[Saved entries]

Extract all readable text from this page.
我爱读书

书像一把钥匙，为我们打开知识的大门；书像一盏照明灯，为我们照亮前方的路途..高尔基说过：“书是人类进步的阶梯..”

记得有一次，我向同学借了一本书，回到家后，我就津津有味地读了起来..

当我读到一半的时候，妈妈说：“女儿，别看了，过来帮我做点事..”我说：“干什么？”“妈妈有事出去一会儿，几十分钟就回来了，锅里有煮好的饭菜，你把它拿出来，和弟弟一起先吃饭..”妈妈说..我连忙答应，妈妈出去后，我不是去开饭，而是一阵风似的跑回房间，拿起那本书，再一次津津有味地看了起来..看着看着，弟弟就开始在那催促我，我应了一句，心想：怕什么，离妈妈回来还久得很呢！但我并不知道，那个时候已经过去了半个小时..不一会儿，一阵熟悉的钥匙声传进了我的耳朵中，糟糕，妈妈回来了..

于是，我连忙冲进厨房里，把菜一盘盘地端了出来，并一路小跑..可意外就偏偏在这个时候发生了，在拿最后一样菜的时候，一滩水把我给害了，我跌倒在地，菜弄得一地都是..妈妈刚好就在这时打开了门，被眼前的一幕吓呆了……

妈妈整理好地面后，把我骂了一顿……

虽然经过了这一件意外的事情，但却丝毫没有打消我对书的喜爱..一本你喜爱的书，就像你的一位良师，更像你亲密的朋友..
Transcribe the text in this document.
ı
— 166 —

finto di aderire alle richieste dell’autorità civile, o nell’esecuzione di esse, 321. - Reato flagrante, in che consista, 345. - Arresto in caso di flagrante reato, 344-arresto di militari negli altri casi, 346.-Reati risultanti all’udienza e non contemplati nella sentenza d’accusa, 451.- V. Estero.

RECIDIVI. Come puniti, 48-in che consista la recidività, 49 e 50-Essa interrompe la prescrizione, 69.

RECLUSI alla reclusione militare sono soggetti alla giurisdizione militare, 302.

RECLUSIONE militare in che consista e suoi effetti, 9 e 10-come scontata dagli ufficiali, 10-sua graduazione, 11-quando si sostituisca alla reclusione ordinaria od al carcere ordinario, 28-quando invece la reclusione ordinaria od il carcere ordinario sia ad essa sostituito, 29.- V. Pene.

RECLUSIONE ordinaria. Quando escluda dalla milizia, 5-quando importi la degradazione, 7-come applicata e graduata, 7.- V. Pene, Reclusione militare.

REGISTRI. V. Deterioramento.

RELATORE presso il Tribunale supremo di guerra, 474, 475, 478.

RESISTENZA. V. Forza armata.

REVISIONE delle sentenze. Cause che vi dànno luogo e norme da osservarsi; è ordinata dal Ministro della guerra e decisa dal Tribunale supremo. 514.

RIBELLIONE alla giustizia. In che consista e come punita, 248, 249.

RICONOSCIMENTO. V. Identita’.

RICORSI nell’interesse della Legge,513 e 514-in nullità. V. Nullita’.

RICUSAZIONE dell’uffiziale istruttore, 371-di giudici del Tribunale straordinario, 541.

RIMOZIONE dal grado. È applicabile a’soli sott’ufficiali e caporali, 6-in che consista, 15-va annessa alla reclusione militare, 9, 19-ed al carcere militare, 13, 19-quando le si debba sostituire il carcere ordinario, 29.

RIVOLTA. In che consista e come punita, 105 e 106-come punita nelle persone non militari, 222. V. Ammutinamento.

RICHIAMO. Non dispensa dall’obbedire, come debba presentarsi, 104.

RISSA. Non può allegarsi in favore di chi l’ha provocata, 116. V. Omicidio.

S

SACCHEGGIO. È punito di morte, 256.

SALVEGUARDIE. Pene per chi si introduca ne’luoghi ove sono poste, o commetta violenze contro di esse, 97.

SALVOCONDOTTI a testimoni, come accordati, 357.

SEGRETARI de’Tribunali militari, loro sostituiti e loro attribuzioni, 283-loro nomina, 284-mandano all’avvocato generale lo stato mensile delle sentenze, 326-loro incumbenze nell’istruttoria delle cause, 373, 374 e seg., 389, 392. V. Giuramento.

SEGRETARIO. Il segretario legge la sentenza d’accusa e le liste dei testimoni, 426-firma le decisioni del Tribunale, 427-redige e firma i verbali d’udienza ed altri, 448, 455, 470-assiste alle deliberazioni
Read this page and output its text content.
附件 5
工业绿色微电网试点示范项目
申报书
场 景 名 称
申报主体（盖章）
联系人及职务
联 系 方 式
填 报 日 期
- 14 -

▶ AIM
Take the lines above and retype all of them exactly.

▶ EXERCISE RESPONSE
Extract all readable text from this page.
我爱读书

书像一把钥匙，为我们打开知识的大门；书像一盏照明灯，为我们照亮前方的路途..高尔基说过：“书是人类进步的阶梯..”

记得有一次，我向同学借了一本书，回到家后，我就津津有味地读了起来..

当我读到一半的时候，妈妈说：“女儿，别看了，过来帮我做点事..”我说：“干什么？”“妈妈有事出去一会儿，几十分钟就回来了，锅里有煮好的饭菜，你把它拿出来，和弟弟一起先吃饭..”妈妈说..我连忙答应，妈妈出去后，我不是去开饭，而是一阵风似的跑回房间，拿起那本书，再一次津津有味地看了起来..看着看着，弟弟就开始在那催促我，我应了一句，心想：怕什么，离妈妈回来还久得很呢！但我并不知道，那个时候已经过去了半个小时..不一会儿，一阵熟悉的钥匙声传进了我的耳朵中，糟糕，妈妈回来了..

于是，我连忙冲进厨房里，把菜一盘盘地端了出来，并一路小跑..可意外就偏偏在这个时候发生了，在拿最后一样菜的时候，一滩水把我给害了，我跌倒在地，菜弄得一地都是..妈妈刚好就在这时打开了门，被眼前的一幕吓呆了……

妈妈整理好地面后，把我骂了一顿……

虽然经过了这一件意外的事情，但却丝毫没有打消我对书的喜爱..一本你喜爱的书，就像你的一位良师，更像你亲密的朋友..
Transcribe the text in this document.
ı
— 166 —

finto di aderire alle richieste dell’autorità civile, o nell’esecuzione di esse, 321. - Reato flagrante, in che consista, 345. - Arresto in caso di flagrante reato, 344-arresto di militari negli altri casi, 346.-Reati risultanti all’udienza e non contemplati nella sentenza d’accusa, 451.- V. Estero.

RECIDIVI. Come puniti, 48-in che consista la recidività, 49 e 50-Essa interrompe la prescrizione, 69.

RECLUSI alla reclusione militare sono soggetti alla giurisdizione militare, 302.

RECLUSIONE militare in che consista e suoi effetti, 9 e 10-come scontata dagli ufficiali, 10-sua graduazione, 11-quando si sostituisca alla reclusione ordinaria od al carcere ordinario, 28-quando invece la reclusione ordinaria od il carcere ordinario sia ad essa sostituito, 29.- V. Pene.

RECLUSIONE ordinaria. Quando escluda dalla milizia, 5-quando importi la degradazione, 7-come applicata e graduata, 7.- V. Pene, Reclusione militare.

REGISTRI. V. Deterioramento.

RELATORE presso il Tribunale supremo di guerra, 474, 475, 478.

RESISTENZA. V. Forza armata.

REVISIONE delle sentenze. Cause che vi dànno luogo e norme da osservarsi; è ordinata dal Ministro della guerra e decisa dal Tribunale supremo. 514.

RIBELLIONE alla giustizia. In che consista e come punita, 248, 249.

RICONOSCIMENTO. V. Identita’.

RICORSI nell’interesse della Legge,513 e 514-in nullità. V. Nullita’.

RICUSAZIONE dell’uffiziale istruttore, 371-di giudici del Tribunale straordinario, 541.

RIMOZIONE dal grado. È applicabile a’soli sott’ufficiali e caporali, 6-in che consista, 15-va annessa alla reclusione militare, 9, 19-ed al carcere militare, 13, 19-quando le si debba sostituire il carcere ordinario, 29.

RIVOLTA. In che consista e come punita, 105 e 106-come punita nelle persone non militari, 222. V. Ammutinamento.

RICHIAMO. Non dispensa dall’obbedire, come debba presentarsi, 104.

RISSA. Non può allegarsi in favore di chi l’ha provocata, 116. V. Omicidio.

S

SACCHEGGIO. È punito di morte, 256.

SALVEGUARDIE. Pene per chi si introduca ne’luoghi ove sono poste, o commetta violenze contro di esse, 97.

SALVOCONDOTTI a testimoni, come accordati, 357.

SEGRETARI de’Tribunali militari, loro sostituiti e loro attribuzioni, 283-loro nomina, 284-mandano all’avvocato generale lo stato mensile delle sentenze, 326-loro incumbenze nell’istruttoria delle cause, 373, 374 e seg., 389, 392. V. Giuramento.

SEGRETARIO. Il segretario legge la sentenza d’accusa e le liste dei testimoni, 426-firma le decisioni del Tribunale, 427-redige e firma i verbali d’udienza ed altri, 448, 455, 470-assiste alle deliberazioni
Read this page and output its text content.
附件 5
工业绿色微电网试点示范项目
申报书
场 景 名 称
申报主体（盖章）
联系人及职务
联 系 方 式
填 报 日 期
- 14 -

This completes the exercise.